■ **Required task**: Copy out all lines in the data below containing the string "vinici".

■ **Collection entries**:
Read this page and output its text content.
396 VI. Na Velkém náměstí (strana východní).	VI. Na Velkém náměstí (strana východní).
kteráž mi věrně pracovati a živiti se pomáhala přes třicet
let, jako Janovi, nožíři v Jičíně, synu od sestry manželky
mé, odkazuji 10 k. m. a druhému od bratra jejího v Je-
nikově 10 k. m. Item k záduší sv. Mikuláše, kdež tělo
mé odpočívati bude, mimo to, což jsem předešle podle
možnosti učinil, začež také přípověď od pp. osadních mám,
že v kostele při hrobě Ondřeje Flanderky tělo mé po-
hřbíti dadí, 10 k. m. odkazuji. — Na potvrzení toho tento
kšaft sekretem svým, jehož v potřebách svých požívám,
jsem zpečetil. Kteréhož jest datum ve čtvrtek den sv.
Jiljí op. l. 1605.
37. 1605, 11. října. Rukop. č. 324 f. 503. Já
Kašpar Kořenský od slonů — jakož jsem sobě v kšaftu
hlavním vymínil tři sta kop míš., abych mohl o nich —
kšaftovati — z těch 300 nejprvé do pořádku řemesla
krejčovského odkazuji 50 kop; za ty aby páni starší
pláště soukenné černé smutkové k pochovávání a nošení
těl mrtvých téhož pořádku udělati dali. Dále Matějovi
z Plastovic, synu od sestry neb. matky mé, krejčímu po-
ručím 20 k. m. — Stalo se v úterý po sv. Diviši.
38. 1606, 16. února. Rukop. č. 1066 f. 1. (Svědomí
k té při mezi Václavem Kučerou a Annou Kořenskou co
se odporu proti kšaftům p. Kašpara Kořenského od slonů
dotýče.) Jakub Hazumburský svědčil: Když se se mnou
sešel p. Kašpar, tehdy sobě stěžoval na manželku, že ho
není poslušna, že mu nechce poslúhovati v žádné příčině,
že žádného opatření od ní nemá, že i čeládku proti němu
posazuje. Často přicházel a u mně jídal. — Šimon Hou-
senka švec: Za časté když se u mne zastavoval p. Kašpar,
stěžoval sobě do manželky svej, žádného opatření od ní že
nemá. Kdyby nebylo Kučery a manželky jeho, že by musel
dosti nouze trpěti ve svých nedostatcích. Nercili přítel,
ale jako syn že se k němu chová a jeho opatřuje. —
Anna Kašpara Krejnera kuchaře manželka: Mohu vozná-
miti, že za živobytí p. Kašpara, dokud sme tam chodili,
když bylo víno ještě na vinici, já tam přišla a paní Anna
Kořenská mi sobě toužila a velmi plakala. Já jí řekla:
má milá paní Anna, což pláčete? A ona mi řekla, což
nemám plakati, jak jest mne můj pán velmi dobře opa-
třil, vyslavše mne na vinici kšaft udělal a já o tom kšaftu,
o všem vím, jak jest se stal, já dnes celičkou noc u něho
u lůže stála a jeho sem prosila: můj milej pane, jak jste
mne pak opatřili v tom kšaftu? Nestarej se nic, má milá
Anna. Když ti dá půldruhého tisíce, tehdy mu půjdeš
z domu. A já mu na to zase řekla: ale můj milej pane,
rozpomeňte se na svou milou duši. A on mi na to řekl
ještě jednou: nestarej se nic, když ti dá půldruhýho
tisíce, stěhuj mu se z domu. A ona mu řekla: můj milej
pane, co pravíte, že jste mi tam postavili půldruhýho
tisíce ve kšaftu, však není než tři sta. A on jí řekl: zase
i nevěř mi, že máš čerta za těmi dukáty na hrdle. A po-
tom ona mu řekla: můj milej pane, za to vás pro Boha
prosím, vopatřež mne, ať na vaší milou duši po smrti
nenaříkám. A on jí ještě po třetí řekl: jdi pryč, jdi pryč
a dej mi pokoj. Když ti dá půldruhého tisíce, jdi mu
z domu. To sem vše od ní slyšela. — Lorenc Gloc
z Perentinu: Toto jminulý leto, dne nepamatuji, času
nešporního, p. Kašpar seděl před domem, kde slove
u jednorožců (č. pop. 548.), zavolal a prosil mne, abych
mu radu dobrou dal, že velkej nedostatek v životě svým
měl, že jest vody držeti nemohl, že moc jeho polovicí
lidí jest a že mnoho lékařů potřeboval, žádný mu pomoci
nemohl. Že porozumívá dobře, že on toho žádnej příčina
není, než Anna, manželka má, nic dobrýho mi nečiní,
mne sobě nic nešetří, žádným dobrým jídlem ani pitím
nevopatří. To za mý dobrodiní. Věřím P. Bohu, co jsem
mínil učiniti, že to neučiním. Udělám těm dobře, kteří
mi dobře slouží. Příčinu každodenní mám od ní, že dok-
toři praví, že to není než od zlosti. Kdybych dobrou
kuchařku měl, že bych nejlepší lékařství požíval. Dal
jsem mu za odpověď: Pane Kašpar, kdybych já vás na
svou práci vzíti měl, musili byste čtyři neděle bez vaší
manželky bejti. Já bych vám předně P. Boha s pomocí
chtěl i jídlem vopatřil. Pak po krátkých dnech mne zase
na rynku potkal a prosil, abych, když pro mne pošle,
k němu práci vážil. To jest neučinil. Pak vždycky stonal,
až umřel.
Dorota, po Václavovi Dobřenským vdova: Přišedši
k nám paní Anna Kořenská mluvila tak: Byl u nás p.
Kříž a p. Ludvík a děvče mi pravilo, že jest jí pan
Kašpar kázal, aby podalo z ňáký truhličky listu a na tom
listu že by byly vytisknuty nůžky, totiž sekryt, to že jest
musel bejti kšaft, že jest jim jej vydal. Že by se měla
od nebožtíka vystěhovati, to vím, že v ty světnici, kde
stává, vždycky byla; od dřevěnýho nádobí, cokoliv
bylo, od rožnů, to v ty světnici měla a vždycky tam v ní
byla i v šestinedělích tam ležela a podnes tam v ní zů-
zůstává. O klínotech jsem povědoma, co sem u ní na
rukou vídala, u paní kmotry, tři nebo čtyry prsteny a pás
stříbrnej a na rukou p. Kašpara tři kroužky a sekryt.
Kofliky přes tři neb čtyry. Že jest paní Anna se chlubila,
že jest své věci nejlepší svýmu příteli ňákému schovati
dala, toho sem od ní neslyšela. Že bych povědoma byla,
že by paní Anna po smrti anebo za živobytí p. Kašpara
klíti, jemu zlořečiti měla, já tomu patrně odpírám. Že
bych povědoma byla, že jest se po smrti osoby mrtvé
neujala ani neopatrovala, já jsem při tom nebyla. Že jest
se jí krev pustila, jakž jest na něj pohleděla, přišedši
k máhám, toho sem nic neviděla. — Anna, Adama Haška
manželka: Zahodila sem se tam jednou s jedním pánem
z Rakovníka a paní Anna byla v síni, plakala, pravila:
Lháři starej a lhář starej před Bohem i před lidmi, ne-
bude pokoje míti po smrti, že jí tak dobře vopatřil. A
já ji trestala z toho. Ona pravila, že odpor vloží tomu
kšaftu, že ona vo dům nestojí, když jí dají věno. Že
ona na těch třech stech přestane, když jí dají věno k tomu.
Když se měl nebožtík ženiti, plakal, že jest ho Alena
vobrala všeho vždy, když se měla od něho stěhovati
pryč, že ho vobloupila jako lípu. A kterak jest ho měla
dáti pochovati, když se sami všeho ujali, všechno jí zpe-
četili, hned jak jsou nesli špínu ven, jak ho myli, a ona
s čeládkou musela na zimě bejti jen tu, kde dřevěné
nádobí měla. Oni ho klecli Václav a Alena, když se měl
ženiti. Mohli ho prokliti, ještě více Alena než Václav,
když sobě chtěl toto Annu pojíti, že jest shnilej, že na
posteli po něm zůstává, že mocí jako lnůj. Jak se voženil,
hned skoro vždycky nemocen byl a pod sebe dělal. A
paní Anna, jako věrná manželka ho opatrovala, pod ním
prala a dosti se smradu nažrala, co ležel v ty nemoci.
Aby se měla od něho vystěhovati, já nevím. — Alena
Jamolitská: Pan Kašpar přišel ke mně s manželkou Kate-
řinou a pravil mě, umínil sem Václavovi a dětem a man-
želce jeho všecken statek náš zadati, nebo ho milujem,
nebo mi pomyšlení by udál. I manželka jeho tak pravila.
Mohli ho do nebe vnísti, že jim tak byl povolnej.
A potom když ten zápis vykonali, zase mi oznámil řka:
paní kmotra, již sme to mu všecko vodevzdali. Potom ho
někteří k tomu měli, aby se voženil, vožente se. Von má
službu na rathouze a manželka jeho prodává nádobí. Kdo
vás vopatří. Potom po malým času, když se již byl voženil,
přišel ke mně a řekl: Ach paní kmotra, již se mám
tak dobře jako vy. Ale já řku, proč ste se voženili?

■ **Full answer**:
když bylo víno ještě na vinici, já tam přišla a paní Anna
třil, vyslavše mne na vinici kšaft udělal a já o tom kšaftu,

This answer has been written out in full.